WHAT TO PRODUCE
Write out each line that follows exactly as it stands, without the pictures.

[Saved data entries]

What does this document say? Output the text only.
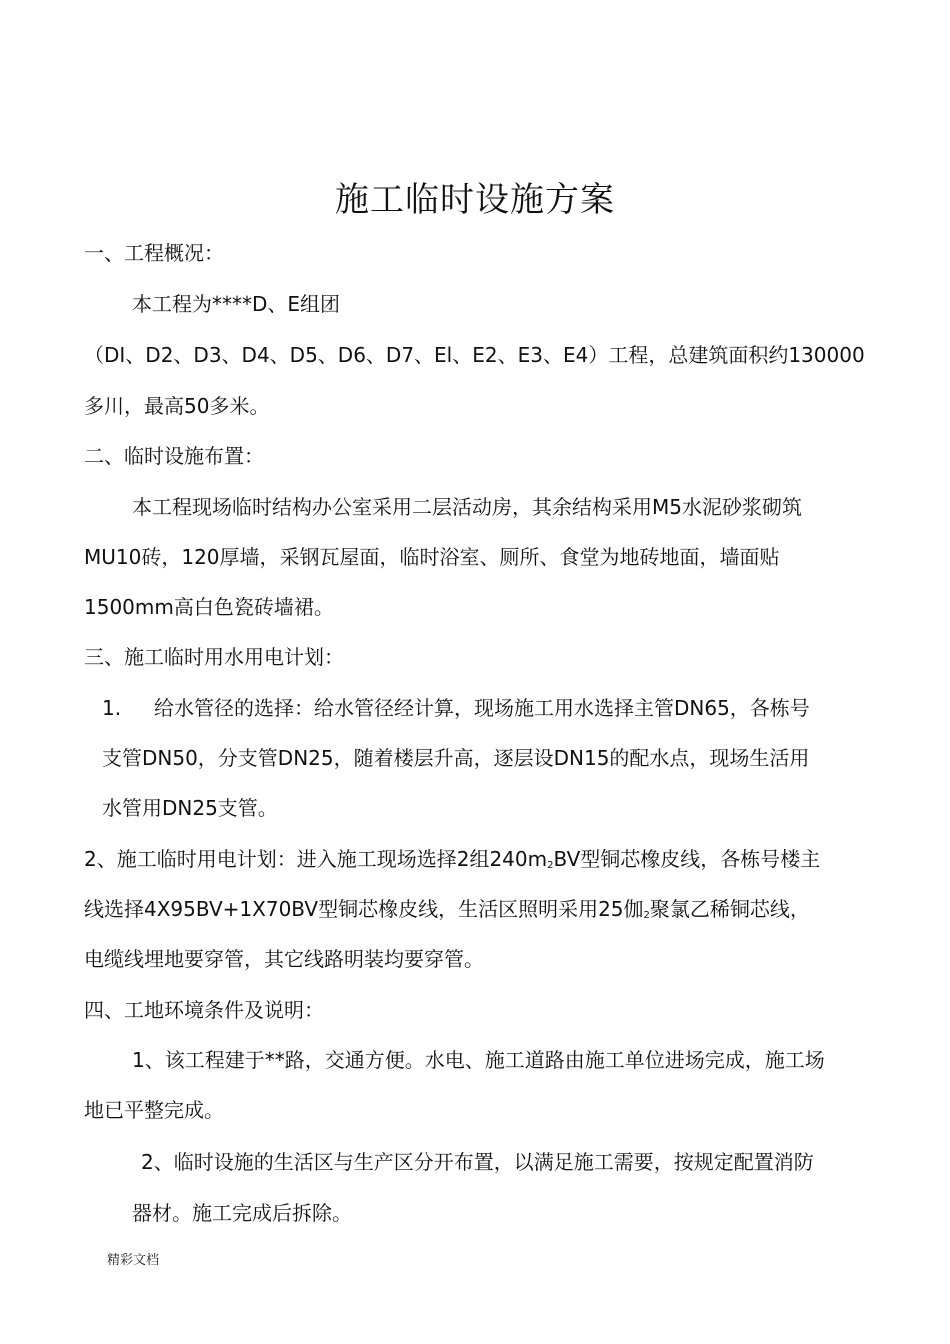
施工临时设施方案
一、工程概况：
本工程为****D、E组团
（DI、D2、D3、D4、D5、D6、D7、El、E2、E3、E4）工程，总建筑面积约130000
多川，最高50多米。
二、临时设施布置：
本工程现场临时结构办公室采用二层活动房，其余结构采用M5水泥砂浆砌筑
MU10砖，120厚墙，采钢瓦屋面，临时浴室、厕所、食堂为地砖地面，墙面贴
1500mm高白色瓷砖墙裙。
三、施工临时用水用电计划：
1. 给水管径的选择：给水管径经计算，现场施工用水选择主管DN65，各栋号
支管DN50，分支管DN25，随着楼层升高，逐层设DN15的配水点，现场生活用
水管用DN25支管。
2、施工临时用电计划：进入施工现场选择2组$240m_2BV$型铜芯橡皮线，各栋号楼主
线选择4X95BV+1X70BV型铜芯橡皮线，生活区照明采用25伽$_2$聚氯乙稀铜芯线，
电缆线埋地要穿管，其它线路明装均要穿管。
四、工地环境条件及说明：
1、该工程建于**路，交通方便。水电、施工道路由施工单位进场完成，施工场
地已平整完成。
2、临时设施的生活区与生产区分开布置，以满足施工需要，按规定配置消防
器材。施工完成后拆除。
精彩文档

SOLUTION TO THE EXERCISE
What does this document say? Output the text only.
施工临时设施方案
一、工程概况：
本工程为****D、E组团
（DI、D2、D3、D4、D5、D6、D7、El、E2、E3、E4）工程，总建筑面积约130000
多川，最高50多米。
二、临时设施布置：
本工程现场临时结构办公室采用二层活动房，其余结构采用M5水泥砂浆砌筑
MU10砖，120厚墙，采钢瓦屋面，临时浴室、厕所、食堂为地砖地面，墙面贴
1500mm高白色瓷砖墙裙。
三、施工临时用水用电计划：
1. 给水管径的选择：给水管径经计算，现场施工用水选择主管DN65，各栋号
支管DN50，分支管DN25，随着楼层升高，逐层设DN15的配水点，现场生活用
水管用DN25支管。
2、施工临时用电计划：进入施工现场选择2组$240m_2BV$型铜芯橡皮线，各栋号楼主
线选择4X95BV+1X70BV型铜芯橡皮线，生活区照明采用25伽$_2$聚氯乙稀铜芯线，
电缆线埋地要穿管，其它线路明装均要穿管。
四、工地环境条件及说明：
1、该工程建于**路，交通方便。水电、施工道路由施工单位进场完成，施工场
地已平整完成。
2、临时设施的生活区与生产区分开布置，以满足施工需要，按规定配置消防
器材。施工完成后拆除。
精彩文档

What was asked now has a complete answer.